Written problem => Below is the data. Give it again, complete and exact.

Working data =>
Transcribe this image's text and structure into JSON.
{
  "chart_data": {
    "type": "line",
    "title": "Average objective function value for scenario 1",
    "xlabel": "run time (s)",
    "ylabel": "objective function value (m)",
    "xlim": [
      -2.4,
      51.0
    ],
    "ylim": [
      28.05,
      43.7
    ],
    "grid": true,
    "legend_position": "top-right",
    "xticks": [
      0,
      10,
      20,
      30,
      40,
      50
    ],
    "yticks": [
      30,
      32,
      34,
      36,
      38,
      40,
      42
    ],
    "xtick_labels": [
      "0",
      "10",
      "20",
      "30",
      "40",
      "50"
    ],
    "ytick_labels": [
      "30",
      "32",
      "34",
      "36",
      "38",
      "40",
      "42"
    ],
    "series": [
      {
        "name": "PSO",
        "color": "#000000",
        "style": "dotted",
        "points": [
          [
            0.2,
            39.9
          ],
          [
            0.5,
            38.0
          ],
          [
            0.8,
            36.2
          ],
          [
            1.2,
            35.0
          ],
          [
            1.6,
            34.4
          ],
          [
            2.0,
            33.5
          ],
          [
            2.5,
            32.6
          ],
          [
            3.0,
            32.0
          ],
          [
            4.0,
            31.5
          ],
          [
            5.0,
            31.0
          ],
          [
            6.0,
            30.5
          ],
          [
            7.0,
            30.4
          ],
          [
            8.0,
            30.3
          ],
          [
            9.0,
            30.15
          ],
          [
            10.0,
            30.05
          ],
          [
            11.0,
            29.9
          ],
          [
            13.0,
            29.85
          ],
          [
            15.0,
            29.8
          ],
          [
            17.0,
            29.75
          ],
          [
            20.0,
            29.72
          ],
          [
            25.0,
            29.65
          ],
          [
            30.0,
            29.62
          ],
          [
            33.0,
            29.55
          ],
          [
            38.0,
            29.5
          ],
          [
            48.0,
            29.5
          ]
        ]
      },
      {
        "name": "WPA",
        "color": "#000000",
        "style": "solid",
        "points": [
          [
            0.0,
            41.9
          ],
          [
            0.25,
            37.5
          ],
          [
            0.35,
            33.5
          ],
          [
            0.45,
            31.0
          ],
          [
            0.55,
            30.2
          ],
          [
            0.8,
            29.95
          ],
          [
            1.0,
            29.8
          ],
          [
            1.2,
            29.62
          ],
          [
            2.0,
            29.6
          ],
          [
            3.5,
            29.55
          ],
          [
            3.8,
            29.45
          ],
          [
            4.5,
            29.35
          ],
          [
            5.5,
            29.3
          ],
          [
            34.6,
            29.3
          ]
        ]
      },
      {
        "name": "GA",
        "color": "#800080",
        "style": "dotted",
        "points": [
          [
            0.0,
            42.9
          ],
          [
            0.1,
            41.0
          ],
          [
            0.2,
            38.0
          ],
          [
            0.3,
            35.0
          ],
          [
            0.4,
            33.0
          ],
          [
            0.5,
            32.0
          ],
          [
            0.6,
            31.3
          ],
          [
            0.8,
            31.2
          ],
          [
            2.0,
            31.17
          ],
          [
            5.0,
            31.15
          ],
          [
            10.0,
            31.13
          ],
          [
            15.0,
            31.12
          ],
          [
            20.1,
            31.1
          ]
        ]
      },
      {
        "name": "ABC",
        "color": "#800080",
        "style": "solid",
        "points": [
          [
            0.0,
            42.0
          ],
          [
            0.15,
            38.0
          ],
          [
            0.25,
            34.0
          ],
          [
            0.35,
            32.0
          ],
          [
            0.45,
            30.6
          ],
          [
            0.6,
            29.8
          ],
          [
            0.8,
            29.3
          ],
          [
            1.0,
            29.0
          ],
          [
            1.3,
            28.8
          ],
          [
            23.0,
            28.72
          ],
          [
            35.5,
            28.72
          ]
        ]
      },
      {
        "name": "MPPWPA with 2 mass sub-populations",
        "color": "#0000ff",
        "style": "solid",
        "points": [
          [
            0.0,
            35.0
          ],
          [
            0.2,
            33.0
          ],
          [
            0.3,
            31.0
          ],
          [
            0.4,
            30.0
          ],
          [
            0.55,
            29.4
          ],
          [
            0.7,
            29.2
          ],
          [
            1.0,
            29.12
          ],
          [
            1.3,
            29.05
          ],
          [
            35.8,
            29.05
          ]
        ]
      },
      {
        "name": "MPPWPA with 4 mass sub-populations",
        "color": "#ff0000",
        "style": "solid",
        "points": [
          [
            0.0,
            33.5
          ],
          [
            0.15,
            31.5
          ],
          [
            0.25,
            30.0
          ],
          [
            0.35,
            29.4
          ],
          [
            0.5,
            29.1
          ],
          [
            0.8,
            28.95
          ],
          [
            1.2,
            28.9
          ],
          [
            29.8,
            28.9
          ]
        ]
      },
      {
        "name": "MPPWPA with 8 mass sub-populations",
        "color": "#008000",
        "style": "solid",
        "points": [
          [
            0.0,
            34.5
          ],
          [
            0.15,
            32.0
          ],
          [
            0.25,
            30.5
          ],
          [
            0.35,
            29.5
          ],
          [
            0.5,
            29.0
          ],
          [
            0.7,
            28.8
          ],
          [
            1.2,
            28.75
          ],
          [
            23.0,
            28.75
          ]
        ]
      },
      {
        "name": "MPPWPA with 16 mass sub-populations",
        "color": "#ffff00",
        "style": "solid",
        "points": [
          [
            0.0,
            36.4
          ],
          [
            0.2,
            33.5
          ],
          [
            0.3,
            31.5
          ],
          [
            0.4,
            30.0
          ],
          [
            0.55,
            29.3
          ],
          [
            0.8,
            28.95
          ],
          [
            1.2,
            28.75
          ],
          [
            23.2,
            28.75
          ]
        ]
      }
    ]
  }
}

Final answer =>
Transcribe this image's text and structure into JSON.
{
  "chart_data": {
    "type": "line",
    "title": "Average objective function value for scenario 1",
    "xlabel": "run time (s)",
    "ylabel": "objective function value (m)",
    "xlim": [
      -2.4,
      51.0
    ],
    "ylim": [
      28.05,
      43.7
    ],
    "grid": true,
    "legend_position": "top-right",
    "xticks": [
      0,
      10,
      20,
      30,
      40,
      50
    ],
    "yticks": [
      30,
      32,
      34,
      36,
      38,
      40,
      42
    ],
    "xtick_labels": [
      "0",
      "10",
      "20",
      "30",
      "40",
      "50"
    ],
    "ytick_labels": [
      "30",
      "32",
      "34",
      "36",
      "38",
      "40",
      "42"
    ],
    "series": [
      {
        "name": "PSO",
        "color": "#000000",
        "style": "dotted",
        "points": [
          [
            0.2,
            39.9
          ],
          [
            0.5,
            38.0
          ],
          [
            0.8,
            36.2
          ],
          [
            1.2,
            35.0
          ],
          [
            1.6,
            34.4
          ],
          [
            2.0,
            33.5
          ],
          [
            2.5,
            32.6
          ],
          [
            3.0,
            32.0
          ],
          [
            4.0,
            31.5
          ],
          [
            5.0,
            31.0
          ],
          [
            6.0,
            30.5
          ],
          [
            7.0,
            30.4
          ],
          [
            8.0,
            30.3
          ],
          [
            9.0,
            30.15
          ],
          [
            10.0,
            30.05
          ],
          [
            11.0,
            29.9
          ],
          [
            13.0,
            29.85
          ],
          [
            15.0,
            29.8
          ],
          [
            17.0,
            29.75
          ],
          [
            20.0,
            29.72
          ],
          [
            25.0,
            29.65
          ],
          [
            30.0,
            29.62
          ],
          [
            33.0,
            29.55
          ],
          [
            38.0,
            29.5
          ],
          [
            48.0,
            29.5
          ]
        ]
      },
      {
        "name": "WPA",
        "color": "#000000",
        "style": "solid",
        "points": [
          [
            0.0,
            41.9
          ],
          [
            0.25,
            37.5
          ],
          [
            0.35,
            33.5
          ],
          [
            0.45,
            31.0
          ],
          [
            0.55,
            30.2
          ],
          [
            0.8,
            29.95
          ],
          [
            1.0,
            29.8
          ],
          [
            1.2,
            29.62
          ],
          [
            2.0,
            29.6
          ],
          [
            3.5,
            29.55
          ],
          [
            3.8,
            29.45
          ],
          [
            4.5,
            29.35
          ],
          [
            5.5,
            29.3
          ],
          [
            34.6,
            29.3
          ]
        ]
      },
      {
        "name": "GA",
        "color": "#800080",
        "style": "dotted",
        "points": [
          [
            0.0,
            42.9
          ],
          [
            0.1,
            41.0
          ],
          [
            0.2,
            38.0
          ],
          [
            0.3,
            35.0
          ],
          [
            0.4,
            33.0
          ],
          [
            0.5,
            32.0
          ],
          [
            0.6,
            31.3
          ],
          [
            0.8,
            31.2
          ],
          [
            2.0,
            31.17
          ],
          [
            5.0,
            31.15
          ],
          [
            10.0,
            31.13
          ],
          [
            15.0,
            31.12
          ],
          [
            20.1,
            31.1
          ]
        ]
      },
      {
        "name": "ABC",
        "color": "#800080",
        "style": "solid",
        "points": [
          [
            0.0,
            42.0
          ],
          [
            0.15,
            38.0
          ],
          [
            0.25,
            34.0
          ],
          [
            0.35,
            32.0
          ],
          [
            0.45,
            30.6
          ],
          [
            0.6,
            29.8
          ],
          [
            0.8,
            29.3
          ],
          [
            1.0,
            29.0
          ],
          [
            1.3,
            28.8
          ],
          [
            23.0,
            28.72
          ],
          [
            35.5,
            28.72
          ]
        ]
      },
      {
        "name": "MPPWPA with 2 mass sub-populations",
        "color": "#0000ff",
        "style": "solid",
        "points": [
          [
            0.0,
            35.0
          ],
          [
            0.2,
            33.0
          ],
          [
            0.3,
            31.0
          ],
          [
            0.4,
            30.0
          ],
          [
            0.55,
            29.4
          ],
          [
            0.7,
            29.2
          ],
          [
            1.0,
            29.12
          ],
          [
            1.3,
            29.05
          ],
          [
            35.8,
            29.05
          ]
        ]
      },
      {
        "name": "MPPWPA with 4 mass sub-populations",
        "color": "#ff0000",
        "style": "solid",
        "points": [
          [
            0.0,
            33.5
          ],
          [
            0.15,
            31.5
          ],
          [
            0.25,
            30.0
          ],
          [
            0.35,
            29.4
          ],
          [
            0.5,
            29.1
          ],
          [
            0.8,
            28.95
          ],
          [
            1.2,
            28.9
          ],
          [
            29.8,
            28.9
          ]
        ]
      },
      {
        "name": "MPPWPA with 8 mass sub-populations",
        "color": "#008000",
        "style": "solid",
        "points": [
          [
            0.0,
            34.5
          ],
          [
            0.15,
            32.0
          ],
          [
            0.25,
            30.5
          ],
          [
            0.35,
            29.5
          ],
          [
            0.5,
            29.0
          ],
          [
            0.7,
            28.8
          ],
          [
            1.2,
            28.75
          ],
          [
            23.0,
            28.75
          ]
        ]
      },
      {
        "name": "MPPWPA with 16 mass sub-populations",
        "color": "#ffff00",
        "style": "solid",
        "points": [
          [
            0.0,
            36.4
          ],
          [
            0.2,
            33.5
          ],
          [
            0.3,
            31.5
          ],
          [
            0.4,
            30.0
          ],
          [
            0.55,
            29.3
          ],
          [
            0.8,
            28.95
          ],
          [
            1.2,
            28.75
          ],
          [
            23.2,
            28.75
          ]
        ]
      }
    ]
  }
}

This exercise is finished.